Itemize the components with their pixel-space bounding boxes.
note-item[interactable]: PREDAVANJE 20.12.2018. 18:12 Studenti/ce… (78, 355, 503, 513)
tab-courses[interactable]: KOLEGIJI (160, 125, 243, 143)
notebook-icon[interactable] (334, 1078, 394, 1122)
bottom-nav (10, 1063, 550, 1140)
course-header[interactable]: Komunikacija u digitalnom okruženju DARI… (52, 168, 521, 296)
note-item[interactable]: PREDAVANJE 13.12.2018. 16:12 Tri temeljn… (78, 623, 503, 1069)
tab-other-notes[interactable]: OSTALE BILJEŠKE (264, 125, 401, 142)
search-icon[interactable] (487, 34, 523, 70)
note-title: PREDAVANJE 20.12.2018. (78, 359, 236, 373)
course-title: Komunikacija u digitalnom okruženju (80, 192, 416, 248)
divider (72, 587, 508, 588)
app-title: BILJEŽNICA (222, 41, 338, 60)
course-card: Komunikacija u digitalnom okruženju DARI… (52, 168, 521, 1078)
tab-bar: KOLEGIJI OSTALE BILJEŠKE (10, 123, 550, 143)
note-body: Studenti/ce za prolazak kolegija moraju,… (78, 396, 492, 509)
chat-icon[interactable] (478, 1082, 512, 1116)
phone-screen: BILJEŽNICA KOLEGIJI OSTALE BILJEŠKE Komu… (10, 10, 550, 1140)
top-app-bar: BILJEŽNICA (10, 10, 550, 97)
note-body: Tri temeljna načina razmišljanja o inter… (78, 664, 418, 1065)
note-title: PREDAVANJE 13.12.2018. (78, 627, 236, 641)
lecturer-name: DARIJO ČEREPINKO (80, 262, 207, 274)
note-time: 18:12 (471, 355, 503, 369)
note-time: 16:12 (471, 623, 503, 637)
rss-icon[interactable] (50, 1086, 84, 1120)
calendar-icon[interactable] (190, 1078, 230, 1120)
________
Reproduce the full listing above, line for line, with no changes.

-- Response --
Itemize the components with their pixel-space bounding boxes.
note-item[interactable]: PREDAVANJE 20.12.2018. 18:12 Studenti/ce… (78, 355, 503, 513)
tab-courses[interactable]: KOLEGIJI (160, 125, 243, 143)
notebook-icon[interactable] (334, 1078, 394, 1122)
bottom-nav (10, 1063, 550, 1140)
course-header[interactable]: Komunikacija u digitalnom okruženju DARI… (52, 168, 521, 296)
note-item[interactable]: PREDAVANJE 13.12.2018. 16:12 Tri temeljn… (78, 623, 503, 1069)
tab-other-notes[interactable]: OSTALE BILJEŠKE (264, 125, 401, 142)
search-icon[interactable] (487, 34, 523, 70)
note-title: PREDAVANJE 20.12.2018. (78, 359, 236, 373)
course-title: Komunikacija u digitalnom okruženju (80, 192, 416, 248)
divider (72, 587, 508, 588)
app-title: BILJEŽNICA (222, 41, 338, 60)
course-card: Komunikacija u digitalnom okruženju DARI… (52, 168, 521, 1078)
tab-bar: KOLEGIJI OSTALE BILJEŠKE (10, 123, 550, 143)
note-body: Studenti/ce za prolazak kolegija moraju,… (78, 396, 492, 509)
chat-icon[interactable] (478, 1082, 512, 1116)
phone-screen: BILJEŽNICA KOLEGIJI OSTALE BILJEŠKE Komu… (10, 10, 550, 1140)
top-app-bar: BILJEŽNICA (10, 10, 550, 97)
note-body: Tri temeljna načina razmišljanja o inter… (78, 664, 418, 1065)
note-title: PREDAVANJE 13.12.2018. (78, 627, 236, 641)
lecturer-name: DARIJO ČEREPINKO (80, 262, 207, 274)
note-time: 18:12 (471, 355, 503, 369)
note-time: 16:12 (471, 623, 503, 637)
rss-icon[interactable] (50, 1086, 84, 1120)
calendar-icon[interactable] (190, 1078, 230, 1120)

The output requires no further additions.